(DATASET EXTRACT)
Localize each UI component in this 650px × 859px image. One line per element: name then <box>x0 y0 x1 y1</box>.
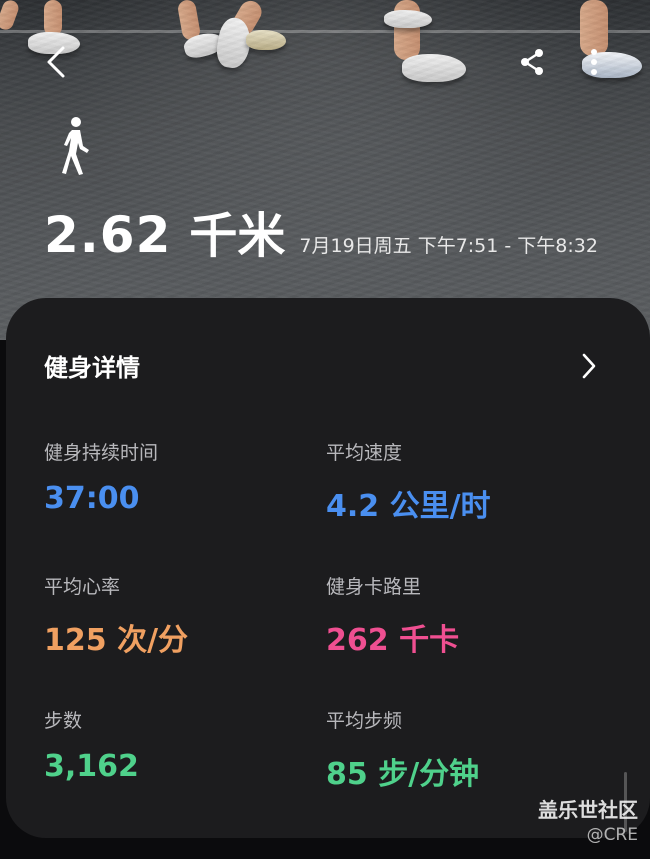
runner-leg <box>176 0 202 42</box>
metric-value: 37:00 <box>44 481 140 516</box>
metric-steps: 步数 3,162 <box>44 706 139 784</box>
metric-label: 平均心率 <box>44 576 121 598</box>
workout-screen: 2.62 千米 7月19日周五 下午7:51 - 下午8:32 健身详情 健身持… <box>0 0 650 859</box>
metric-label: 健身卡路里 <box>326 576 422 598</box>
more-vertical-icon <box>591 49 597 75</box>
runner-shoe <box>246 30 286 50</box>
activity-time-range: 7月19日周五 下午7:51 - 下午8:32 <box>299 235 598 257</box>
runner-leg <box>44 0 62 36</box>
chevron-right-icon <box>582 353 596 378</box>
distance-summary: 2.62 千米 7月19日周五 下午7:51 - 下午8:32 <box>44 196 598 266</box>
more-options-button[interactable] <box>572 40 616 84</box>
metric-value: 4.2 公里/时 <box>326 489 491 524</box>
details-header[interactable]: 健身详情 <box>44 348 604 383</box>
metric-avg-speed: 平均速度 4.2 公里/时 <box>326 438 491 525</box>
metric-label: 平均速度 <box>326 442 403 464</box>
details-title: 健身详情 <box>44 354 140 382</box>
runner-shoe <box>402 54 466 82</box>
details-chevron-button[interactable] <box>574 351 604 381</box>
share-button[interactable] <box>510 40 554 84</box>
metric-label: 平均步频 <box>326 710 403 732</box>
metric-value: 3,162 <box>44 749 139 784</box>
metric-duration: 健身持续时间 37:00 <box>44 438 158 516</box>
back-arrow-icon <box>47 46 65 78</box>
walking-icon <box>56 116 96 176</box>
metric-label: 步数 <box>44 710 83 732</box>
runner-shoe <box>213 15 255 71</box>
watermark-title: 盖乐世社区 <box>538 798 638 822</box>
metric-value: 262 千卡 <box>326 623 460 658</box>
metric-avg-cadence: 平均步频 85 步/分钟 <box>326 706 479 793</box>
share-icon <box>521 49 543 75</box>
distance-value: 2.62 <box>44 206 172 264</box>
distance-unit: 千米 <box>189 208 286 264</box>
runner-shoe <box>384 10 432 28</box>
runner-shoe <box>181 29 227 61</box>
workout-details-card: 健身详情 健身持续时间 37:00 平均速度 4.2 公里/时 平均心率 125… <box>6 298 650 838</box>
metric-calories: 健身卡路里 262 千卡 <box>326 572 459 659</box>
metric-label: 健身持续时间 <box>44 442 159 464</box>
metric-value: 85 步/分钟 <box>326 757 480 792</box>
runner-leg <box>228 0 266 40</box>
metric-avg-heart-rate: 平均心率 125 次/分 <box>44 572 188 659</box>
runner-leg <box>394 0 420 60</box>
watermark-subtitle: @CRE <box>586 825 638 845</box>
community-watermark: 盖乐世社区 @CRE <box>538 794 638 845</box>
runner-leg <box>0 0 21 32</box>
back-button[interactable] <box>34 40 78 84</box>
metric-value: 125 次/分 <box>44 623 189 658</box>
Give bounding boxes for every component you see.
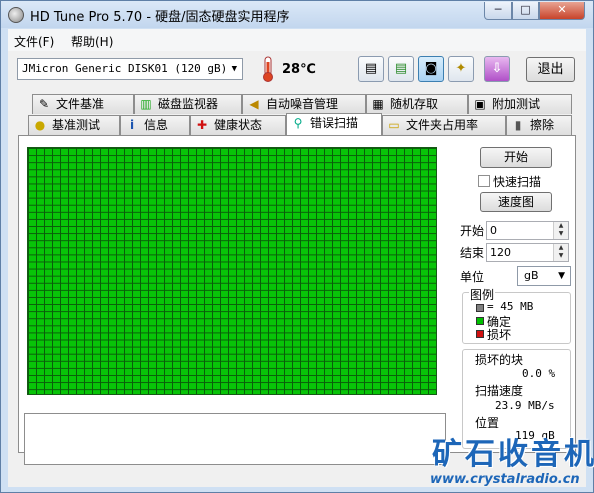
close-button[interactable]: ✕ xyxy=(539,2,585,20)
tab-erase[interactable]: ▮ 擦除 xyxy=(506,115,572,135)
tab-label: 基准测试 xyxy=(52,118,101,132)
exit-button[interactable]: 退出 xyxy=(526,57,575,82)
error-scan-icon: ⚲ xyxy=(293,116,303,130)
tab-label: 擦除 xyxy=(530,118,555,132)
tab-health[interactable]: ✚ 健康状态 xyxy=(190,115,286,135)
tab-info[interactable]: i 信息 xyxy=(120,115,190,135)
watermark-title: 矿石收音机 xyxy=(432,437,594,472)
legend-swatch-block-size xyxy=(476,304,484,312)
scan-block-grid xyxy=(27,147,437,395)
spin-arrows-icon[interactable]: ▲ ▼ xyxy=(553,244,568,261)
speaker-icon: ◀ xyxy=(249,97,259,111)
menu-file[interactable]: 文件(F) xyxy=(14,33,54,50)
save-icon: ⇩ xyxy=(491,61,503,76)
tab-folder-usage[interactable]: ▭ 文件夹占用率 xyxy=(382,115,506,135)
health-icon: ✚ xyxy=(196,118,208,132)
scan-speed-label: 扫描速度 xyxy=(475,384,524,398)
start-scan-button[interactable]: 开始 xyxy=(480,147,552,168)
maximize-button[interactable]: □ xyxy=(512,2,539,20)
tab-label: 文件基准 xyxy=(56,97,105,111)
tab-disk-monitor[interactable]: ▥ 磁盘监视器 xyxy=(134,94,242,114)
chevron-down-icon: ▼ xyxy=(558,271,565,281)
watermark-url: www.crystalradio.cn xyxy=(430,472,580,487)
watermark-logo: 矿石收音机 www.crystalradio.cn xyxy=(426,429,594,491)
tab-noise-management[interactable]: ◀ 自动噪音管理 xyxy=(242,94,366,114)
random-access-icon: ▦ xyxy=(372,97,384,111)
copy-icon: ▤ xyxy=(364,61,378,76)
minimize-button[interactable]: ─ xyxy=(484,2,512,20)
temperature-readout: 28℃ xyxy=(282,62,316,77)
legend-block-size: = 45 MB xyxy=(487,300,534,313)
tab-random-access[interactable]: ▦ 随机存取 xyxy=(366,94,468,114)
damaged-blocks-label: 损坏的块 xyxy=(475,353,524,367)
drive-select[interactable]: JMicron Generic DISK01 (120 gB) ▼ xyxy=(17,58,243,80)
start-position-value: 0 xyxy=(490,224,497,237)
tab-label: 自动噪音管理 xyxy=(266,97,339,111)
tab-label: 信息 xyxy=(144,118,169,132)
disk-monitor-icon: ▥ xyxy=(140,97,152,111)
copy-all-button[interactable]: ▤ xyxy=(388,56,414,82)
scan-speed-value: 23.9 MB/s xyxy=(495,399,555,412)
legend-swatch-damaged xyxy=(476,330,484,338)
legend-swatch-ok xyxy=(476,317,484,325)
erase-icon: ▮ xyxy=(514,118,522,132)
tab-label: 错误扫描 xyxy=(310,116,359,130)
window-title: HD Tune Pro 5.70 - 硬盘/固态硬盘实用程序 xyxy=(30,10,290,25)
menu-help[interactable]: 帮助(H) xyxy=(71,33,113,50)
folder-icon: ▭ xyxy=(388,118,400,132)
drive-select-value: JMicron Generic DISK01 (120 gB) xyxy=(22,62,228,75)
tab-file-benchmark[interactable]: ✎ 文件基准 xyxy=(32,94,134,114)
start-label: 开始 xyxy=(460,224,485,238)
legend-damaged: 损坏 xyxy=(487,328,512,342)
menu-bar: 文件(F) 帮助(H) xyxy=(8,29,586,51)
extra-tests-icon: ▣ xyxy=(474,97,486,111)
settings-icon: ✦ xyxy=(455,61,467,76)
tab-label: 随机存取 xyxy=(390,97,439,111)
app-window: HD Tune Pro 5.70 - 硬盘/固态硬盘实用程序 ─ □ ✕ 文件(… xyxy=(0,0,594,493)
tab-label: 健康状态 xyxy=(214,118,263,132)
camera-icon: ◙ xyxy=(424,61,438,76)
end-label: 结束 xyxy=(460,246,485,260)
copy-text-button[interactable]: ▤ xyxy=(358,56,384,82)
benchmark-icon: ● xyxy=(34,118,46,132)
tab-label: 文件夹占用率 xyxy=(406,118,479,132)
thermometer-icon xyxy=(263,56,273,82)
file-benchmark-icon: ✎ xyxy=(38,97,50,111)
start-position-input[interactable]: 0 ▲ ▼ xyxy=(486,221,569,240)
damaged-blocks-value: 0.0 % xyxy=(522,367,556,380)
scan-log-box xyxy=(24,413,446,465)
info-icon: i xyxy=(129,118,135,132)
options-button[interactable]: ✦ xyxy=(448,56,474,82)
toolbar: JMicron Generic DISK01 (120 gB) ▼ 28℃ ▤ … xyxy=(8,51,586,87)
speed-map-button[interactable]: 速度图 xyxy=(480,192,552,212)
tab-extra-tests[interactable]: ▣ 附加测试 xyxy=(468,94,572,114)
title-bar[interactable]: HD Tune Pro 5.70 - 硬盘/固态硬盘实用程序 ─ □ ✕ xyxy=(1,1,593,28)
end-position-value: 120 xyxy=(490,246,511,259)
spin-arrows-icon[interactable]: ▲ ▼ xyxy=(553,222,568,239)
hdtune-app-icon xyxy=(8,7,24,23)
tab-label: 磁盘监视器 xyxy=(158,97,219,111)
screenshot-button[interactable]: ◙ xyxy=(418,56,444,82)
unit-label: 单位 xyxy=(460,270,485,284)
quick-scan-checkbox[interactable] xyxy=(478,175,490,187)
quick-scan-label: 快速扫描 xyxy=(493,175,542,189)
chevron-down-icon: ▼ xyxy=(231,64,237,74)
tab-error-scan[interactable]: ⚲ 错误扫描 xyxy=(286,113,382,135)
tab-benchmark[interactable]: ● 基准测试 xyxy=(28,115,120,135)
end-position-input[interactable]: 120 ▲ ▼ xyxy=(486,243,569,262)
unit-select[interactable]: gB ▼ xyxy=(517,266,571,286)
copy-all-icon: ▤ xyxy=(394,61,408,76)
tab-label: 附加测试 xyxy=(492,97,541,111)
unit-select-value: gB xyxy=(524,269,539,282)
save-button[interactable]: ⇩ xyxy=(484,56,510,82)
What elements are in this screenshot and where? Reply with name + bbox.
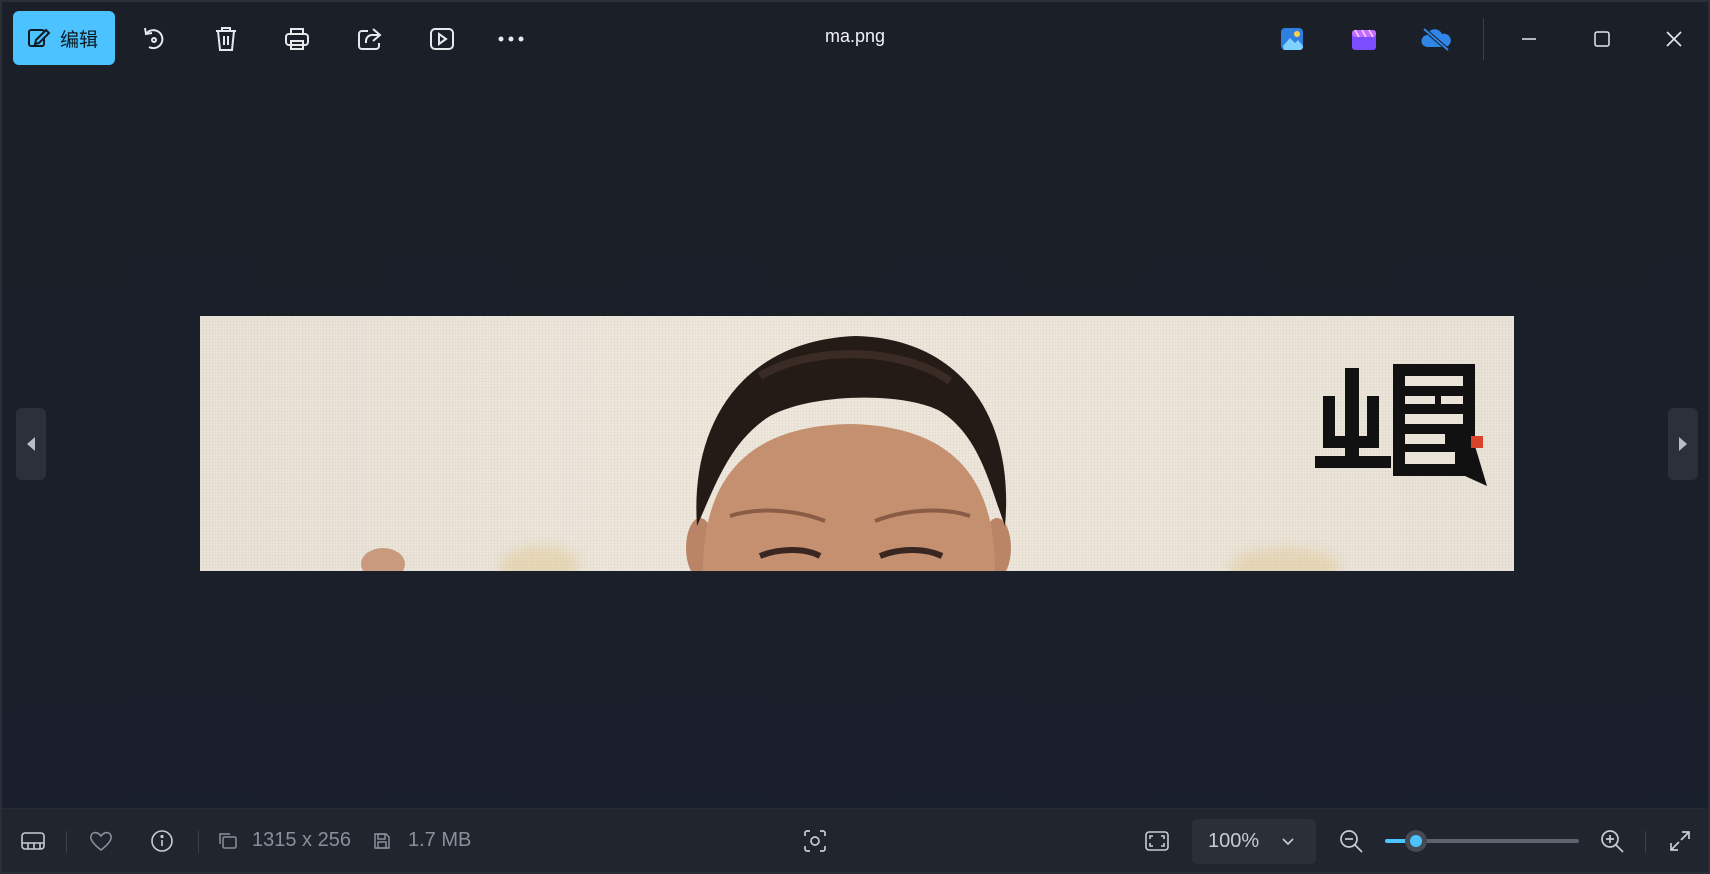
zoom-slider-thumb[interactable] <box>1405 830 1427 852</box>
photos-app-button[interactable] <box>1273 20 1311 58</box>
close-button[interactable] <box>1655 20 1693 58</box>
zoom-slider[interactable] <box>1385 830 1579 852</box>
favorite-button[interactable] <box>88 809 114 872</box>
next-photo-button[interactable] <box>1668 408 1698 480</box>
status-bar: 1315 x 256 1.7 MB 100% <box>2 808 1708 872</box>
zoom-dropdown[interactable]: 100% <box>1192 819 1316 864</box>
fit-to-window-button[interactable] <box>1144 809 1170 872</box>
filmstrip-button[interactable] <box>20 809 46 872</box>
visual-search-button[interactable] <box>802 809 828 872</box>
previous-photo-button[interactable] <box>16 408 46 480</box>
caret-left-icon <box>27 437 35 451</box>
zoom-in-icon <box>1601 829 1624 853</box>
maximize-button[interactable] <box>1583 20 1621 58</box>
file-name: ma.png <box>824 26 886 46</box>
filmstrip-icon <box>21 831 45 850</box>
minimize-button[interactable] <box>1510 20 1548 58</box>
photos-app-icon <box>1281 28 1303 50</box>
expand-icon <box>1670 830 1690 851</box>
zoom-value: 100% <box>1208 830 1260 852</box>
file-size-info: 1.7 MB <box>373 809 471 872</box>
disk-icon <box>374 832 390 849</box>
clipchamp-button[interactable] <box>1345 20 1383 58</box>
full-screen-button[interactable] <box>1668 809 1692 872</box>
clipchamp-icon <box>1352 29 1376 50</box>
maximize-icon <box>1594 31 1610 47</box>
zoom-in-button[interactable] <box>1599 809 1625 872</box>
zoom-out-icon <box>1340 829 1363 853</box>
close-icon <box>1666 31 1682 47</box>
minimize-icon <box>1522 38 1536 40</box>
onedrive-button[interactable] <box>1417 20 1455 58</box>
displayed-image[interactable]: 出圈 <box>200 316 1514 571</box>
status-divider <box>66 831 67 853</box>
image-size-icon <box>219 832 237 849</box>
caret-right-icon <box>1679 437 1687 451</box>
status-divider <box>1645 831 1646 853</box>
dimensions-info: 1315 x 256 <box>218 809 351 872</box>
top-toolbar: 编辑 ma.png <box>2 2 1708 76</box>
photos-window: 编辑 ma.png 1315 x 256 1.7 MB 100% <box>0 0 1710 874</box>
heart-icon <box>89 831 113 851</box>
file-size: 1.7 MB <box>408 829 472 851</box>
onedrive-icon <box>1421 27 1451 52</box>
photo-logo <box>1315 364 1487 486</box>
status-divider <box>198 831 199 853</box>
image-dimensions: 1315 x 256 <box>252 829 351 851</box>
file-info-button[interactable] <box>150 809 174 872</box>
fit-screen-icon <box>1145 830 1169 851</box>
toolbar-divider <box>1483 18 1484 60</box>
visual-search-icon <box>804 829 826 852</box>
chevron-down-icon <box>1282 837 1294 845</box>
info-icon <box>151 829 173 852</box>
zoom-out-button[interactable] <box>1338 809 1364 872</box>
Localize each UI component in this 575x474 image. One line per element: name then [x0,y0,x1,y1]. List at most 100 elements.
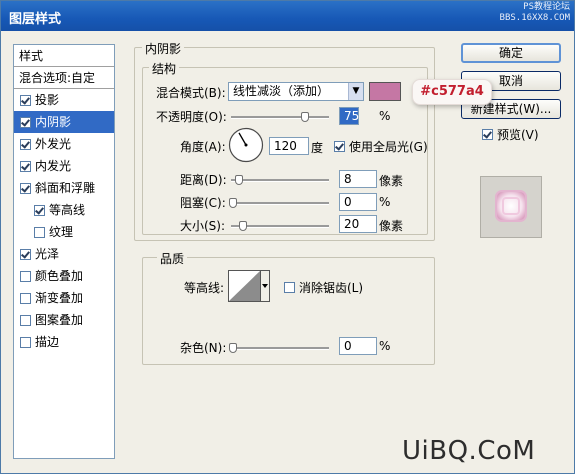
preview-check-icon [482,129,493,140]
distance-input[interactable]: 8 [339,170,377,188]
quality-title: 品质 [157,250,188,267]
choke-slider-thumb[interactable] [229,198,237,208]
choke-slider[interactable] [229,198,329,208]
effect-item[interactable]: 外发光 [14,133,114,155]
watermark-line-2: BBS.16XX8.COM [499,13,570,23]
effect-item[interactable]: 等高线 [14,199,114,221]
angle-label: 角度(A): [180,140,226,154]
noise-input[interactable]: 0 [339,337,377,355]
opacity-slider[interactable] [231,112,329,122]
effect-label: 内发光 [35,159,72,173]
effect-item[interactable]: 纹理 [14,221,114,243]
effect-item[interactable]: 颜色叠加 [14,265,114,287]
opacity-input[interactable]: 75 [339,107,359,125]
chevron-down-icon: ▼ [348,83,363,100]
noise-label: 杂色(N): [180,341,227,355]
global-light-label: 使用全局光(G) [349,140,428,154]
style-preview-thumbnail [480,176,542,238]
color-callout: #c577a4 [412,79,492,105]
contour-picker[interactable] [228,270,270,302]
noise-slider[interactable] [229,343,329,353]
preview-label: 预览(V) [497,128,539,142]
distance-unit: 像素 [379,174,404,188]
styles-list: 样式 混合选项:自定 投影内阴影外发光内发光斜面和浮雕等高线纹理光泽颜色叠加渐变… [13,44,115,459]
effect-item[interactable]: 内发光 [14,155,114,177]
size-input[interactable]: 20 [339,215,377,233]
antialias-label: 消除锯齿(L) [299,281,364,295]
noise-slider-thumb[interactable] [229,343,237,353]
size-slider-thumb[interactable] [239,221,247,231]
opacity-label: 不透明度(O): [156,110,227,124]
distance-label: 距离(D): [180,173,227,187]
distance-slider[interactable] [231,175,329,185]
contour-preview-icon [228,270,270,302]
effect-checkbox[interactable] [20,248,31,260]
effect-checkbox[interactable] [20,94,31,106]
angle-input[interactable]: 120 [269,137,309,155]
effect-label: 等高线 [49,203,86,217]
watermark-line-1: PS教程论坛 [523,2,570,12]
effect-checkbox[interactable] [20,292,31,304]
antialias-check-icon [284,282,295,293]
distance-slider-thumb[interactable] [235,175,243,185]
size-label: 大小(S): [180,219,226,233]
effect-label: 描边 [35,335,60,349]
effect-item[interactable]: 渐变叠加 [14,287,114,309]
antialias-checkbox[interactable]: 消除锯齿(L) [284,279,363,296]
opacity-unit: % [379,109,391,123]
preview-checkbox[interactable]: 预览(V) [482,126,539,143]
style-preview-icon [495,190,527,222]
blend-mode-value: 线性减淡（添加） [233,84,330,98]
effect-item[interactable]: 投影 [14,89,114,111]
size-unit: 像素 [379,219,404,233]
size-slider[interactable] [231,221,329,231]
effect-checkbox[interactable] [20,182,31,194]
angle-dial[interactable] [228,127,264,163]
structure-title: 结构 [149,60,180,77]
site-brand-logo: UiBQ.CoM [402,436,536,466]
effect-label: 光泽 [35,247,60,261]
effect-checkbox[interactable] [34,226,45,238]
effect-label: 纹理 [49,225,74,239]
effect-label: 图案叠加 [35,313,84,327]
window-title: 图层样式 [9,12,62,27]
effect-label: 斜面和浮雕 [35,181,96,195]
angle-dial-icon [228,127,264,163]
blend-mode-select[interactable]: 线性减淡（添加） ▼ [228,82,364,101]
layer-style-dialog: 图层样式 PS教程论坛 BBS.16XX8.COM 样式 混合选项:自定 投影内… [0,0,575,474]
effect-item[interactable]: 光泽 [14,243,114,265]
angle-unit: 度 [311,141,324,155]
effect-item[interactable]: 斜面和浮雕 [14,177,114,199]
opacity-slider-thumb[interactable] [300,112,309,122]
global-light-check-icon [334,141,345,152]
effect-checkbox[interactable] [20,336,31,348]
effect-item[interactable]: 描边 [14,331,114,353]
contour-label: 等高线: [184,281,225,295]
effect-checkbox[interactable] [34,204,45,216]
effect-checkbox[interactable] [20,270,31,282]
effect-checkbox[interactable] [20,160,31,172]
effect-label: 外发光 [35,137,72,151]
blend-mode-label: 混合模式(B): [156,86,226,100]
effect-item[interactable]: 图案叠加 [14,309,114,331]
noise-unit: % [379,339,391,353]
global-light-checkbox[interactable]: 使用全局光(G) [334,138,428,155]
effect-label: 渐变叠加 [35,291,84,305]
effect-label: 投影 [35,93,60,107]
effect-label: 内阴影 [35,115,72,129]
inner-shadow-title: 内阴影 [142,40,185,57]
effect-checkbox[interactable] [20,138,31,150]
choke-input[interactable]: 0 [339,193,377,211]
effect-checkbox[interactable] [20,116,31,128]
title-bar[interactable]: 图层样式 PS教程论坛 BBS.16XX8.COM [1,1,574,31]
blending-options-item[interactable]: 混合选项:自定 [14,67,114,89]
choke-label: 阻塞(C): [180,196,226,210]
effect-item[interactable]: 内阴影 [14,111,114,133]
ok-button[interactable]: 确定 [461,43,561,63]
effect-label: 颜色叠加 [35,269,84,283]
choke-unit: % [379,195,391,209]
effect-checkbox[interactable] [20,314,31,326]
styles-header[interactable]: 样式 [14,45,114,67]
watermark: PS教程论坛 BBS.16XX8.COM [500,2,570,24]
shadow-color-swatch[interactable] [369,82,401,101]
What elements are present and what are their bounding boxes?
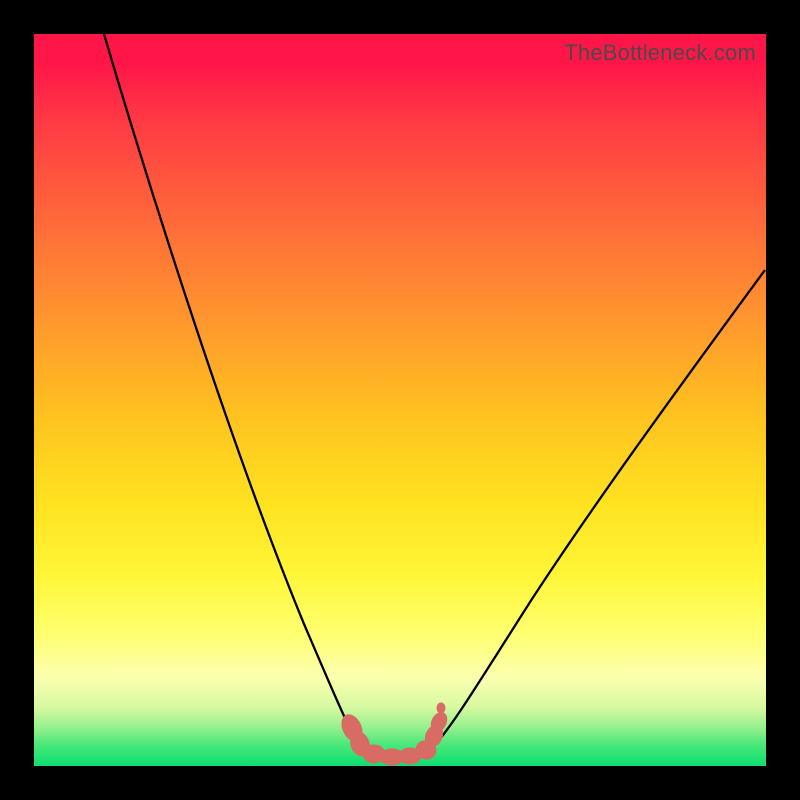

(EXERCISE OBJECTIVE)
Transcribe each line from the line with "close-button[interactable]: ✕ xyxy=(539,2,585,20)" to the line with "temperature-readout: 28℃ xyxy=(282,62,316,77)", reproducing every one of those items unchanged.

(FINISHED TASK)
close-button[interactable]: ✕ xyxy=(539,2,585,20)
tab-erase[interactable]: ▮ 擦除 xyxy=(506,115,572,135)
tab-label: 基准测试 xyxy=(52,118,101,132)
exit-button[interactable]: 退出 xyxy=(526,57,575,82)
error-scan-icon: ⚲ xyxy=(293,116,303,130)
tab-label: 擦除 xyxy=(530,118,555,132)
tab-health[interactable]: ✚ 健康状态 xyxy=(190,115,286,135)
tab-info[interactable]: i 信息 xyxy=(120,115,190,135)
watermark-title: 矿石收音机 xyxy=(432,437,594,472)
legend-swatch-block-size xyxy=(476,304,484,312)
scan-block-grid xyxy=(27,147,437,395)
spin-arrows-icon[interactable]: ▲ ▼ xyxy=(553,244,568,261)
speaker-icon: ◀ xyxy=(249,97,259,111)
menu-file[interactable]: 文件(F) xyxy=(14,33,54,50)
save-icon: ⇩ xyxy=(491,61,503,76)
tab-folder-usage[interactable]: ▭ 文件夹占用率 xyxy=(382,115,506,135)
health-icon: ✚ xyxy=(196,118,208,132)
scan-speed-label: 扫描速度 xyxy=(475,384,524,398)
start-scan-button[interactable]: 开始 xyxy=(480,147,552,168)
maximize-button[interactable]: □ xyxy=(512,2,539,20)
tab-label: 文件基准 xyxy=(56,97,105,111)
tab-disk-monitor[interactable]: ▥ 磁盘监视器 xyxy=(134,94,242,114)
chevron-down-icon: ▼ xyxy=(558,271,565,281)
watermark-url: www.crystalradio.cn xyxy=(430,472,580,487)
watermark-logo: 矿石收音机 www.crystalradio.cn xyxy=(426,429,594,491)
tab-noise-management[interactable]: ◀ 自动噪音管理 xyxy=(242,94,366,114)
random-access-icon: ▦ xyxy=(372,97,384,111)
copy-icon: ▤ xyxy=(364,61,378,76)
minimize-button[interactable]: ─ xyxy=(484,2,512,20)
temperature-readout: 28℃ xyxy=(282,62,316,77)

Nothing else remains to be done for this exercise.